Make an exact copy of the entries, and keep any pictures out of it.

EXTRACTED MATERIAL
┄┄┄┄┄┄

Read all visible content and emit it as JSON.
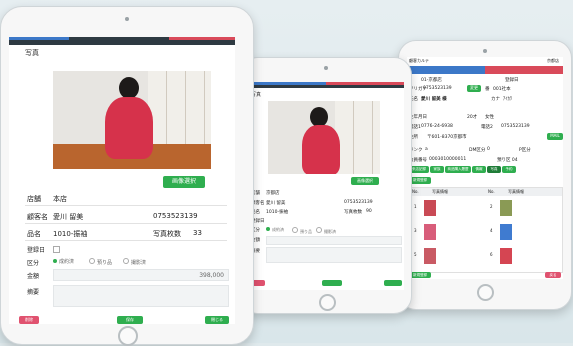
{
  "front": {
    "title": "写真",
    "image_select_btn": "画像選択",
    "store_label": "店舗",
    "store_value": "本店",
    "customer_label": "顧客名",
    "customer_value": "愛川 留美",
    "phone": "0753523139",
    "product_label": "品名",
    "product_value": "1010-振袖",
    "photo_count_label": "写真枚数",
    "photo_count_value": "33",
    "register_label": "登録日",
    "category_label": "区分",
    "category_options": [
      "成約済",
      "預り品",
      "撮影済"
    ],
    "amount_label": "金額",
    "amount_value": "398,000",
    "memo_label": "摘要",
    "delete_btn": "削除",
    "save_btn": "保存",
    "close_btn": "閉じる"
  },
  "middle": {
    "title": "写真",
    "image_select_btn": "画像選択",
    "store_label": "店舗",
    "store_value": "京都店",
    "customer_label": "顧客名",
    "customer_value": "愛川 留美",
    "phone": "0753523139",
    "product_label": "品名",
    "product_value": "1010-振袖",
    "photo_count_label": "写真枚数",
    "photo_count_value": "90",
    "register_label": "登録日",
    "category_label": "区分",
    "category_options": [
      "成約済",
      "預り品",
      "撮影済"
    ],
    "amount_label": "金額",
    "memo_label": "摘要"
  },
  "right": {
    "header_left": "顧客カルテ",
    "header_right": "京都店",
    "store": "01-京都店",
    "register_label": "登録日",
    "furigana_label": "フリガナ",
    "phone": "0753523139",
    "edit_btn": "変更",
    "member_label": "番",
    "member_no": "001社本",
    "name_label": "氏名",
    "name_value": "愛川 留美 様",
    "kana_label": "カナ",
    "kana_value": "ｱｲｶﾜ",
    "birth_label": "生年月日",
    "age_value": "20才",
    "gender_value": "女性",
    "phone1_label": "電話1",
    "phone1_value": "0776-24-6938",
    "phone2_label": "電話2",
    "phone2_value": "0753523139",
    "address_label": "住所",
    "address_value": "〒601-8370京都市",
    "mail_btn": "MAIL",
    "rank_label": "ランク",
    "rank_value": "a",
    "dm_label": "DM区分",
    "dm_value": "0",
    "p_label": "P区分",
    "cert_label": "会員番号",
    "cert_value": "0003010000011",
    "ka_label": "預り区 04",
    "tabs": [
      "来店記録",
      "家族",
      "商品購入履歴",
      "情報",
      "写真",
      "予約"
    ],
    "new_btn": "新規登録",
    "table_headers": [
      "No.",
      "写真情報",
      "No.",
      "写真情報"
    ],
    "rows": [
      {
        "no": "1",
        "no2": "2"
      },
      {
        "no": "3",
        "no2": "4"
      },
      {
        "no": "5",
        "no2": "6"
      }
    ],
    "new_btn_bottom": "新規登録",
    "back_btn": "戻る"
  }
}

┄┄┄┄┄┄

RESPONSE FOR THIS EXERCISE
Read all visible content and emit it as JSON.
{
  "front": {
    "title": "写真",
    "image_select_btn": "画像選択",
    "store_label": "店舗",
    "store_value": "本店",
    "customer_label": "顧客名",
    "customer_value": "愛川 留美",
    "phone": "0753523139",
    "product_label": "品名",
    "product_value": "1010-振袖",
    "photo_count_label": "写真枚数",
    "photo_count_value": "33",
    "register_label": "登録日",
    "category_label": "区分",
    "category_options": [
      "成約済",
      "預り品",
      "撮影済"
    ],
    "amount_label": "金額",
    "amount_value": "398,000",
    "memo_label": "摘要",
    "delete_btn": "削除",
    "save_btn": "保存",
    "close_btn": "閉じる"
  },
  "middle": {
    "title": "写真",
    "image_select_btn": "画像選択",
    "store_label": "店舗",
    "store_value": "京都店",
    "customer_label": "顧客名",
    "customer_value": "愛川 留美",
    "phone": "0753523139",
    "product_label": "品名",
    "product_value": "1010-振袖",
    "photo_count_label": "写真枚数",
    "photo_count_value": "90",
    "register_label": "登録日",
    "category_label": "区分",
    "category_options": [
      "成約済",
      "預り品",
      "撮影済"
    ],
    "amount_label": "金額",
    "memo_label": "摘要"
  },
  "right": {
    "header_left": "顧客カルテ",
    "header_right": "京都店",
    "store": "01-京都店",
    "register_label": "登録日",
    "furigana_label": "フリガナ",
    "phone": "0753523139",
    "edit_btn": "変更",
    "member_label": "番",
    "member_no": "001社本",
    "name_label": "氏名",
    "name_value": "愛川 留美 様",
    "kana_label": "カナ",
    "kana_value": "ｱｲｶﾜ",
    "birth_label": "生年月日",
    "age_value": "20才",
    "gender_value": "女性",
    "phone1_label": "電話1",
    "phone1_value": "0776-24-6938",
    "phone2_label": "電話2",
    "phone2_value": "0753523139",
    "address_label": "住所",
    "address_value": "〒601-8370京都市",
    "mail_btn": "MAIL",
    "rank_label": "ランク",
    "rank_value": "a",
    "dm_label": "DM区分",
    "dm_value": "0",
    "p_label": "P区分",
    "cert_label": "会員番号",
    "cert_value": "0003010000011",
    "ka_label": "預り区 04",
    "tabs": [
      "来店記録",
      "家族",
      "商品購入履歴",
      "情報",
      "写真",
      "予約"
    ],
    "new_btn": "新規登録",
    "table_headers": [
      "No.",
      "写真情報",
      "No.",
      "写真情報"
    ],
    "rows": [
      {
        "no": "1",
        "no2": "2"
      },
      {
        "no": "3",
        "no2": "4"
      },
      {
        "no": "5",
        "no2": "6"
      }
    ],
    "new_btn_bottom": "新規登録",
    "back_btn": "戻る"
  }
}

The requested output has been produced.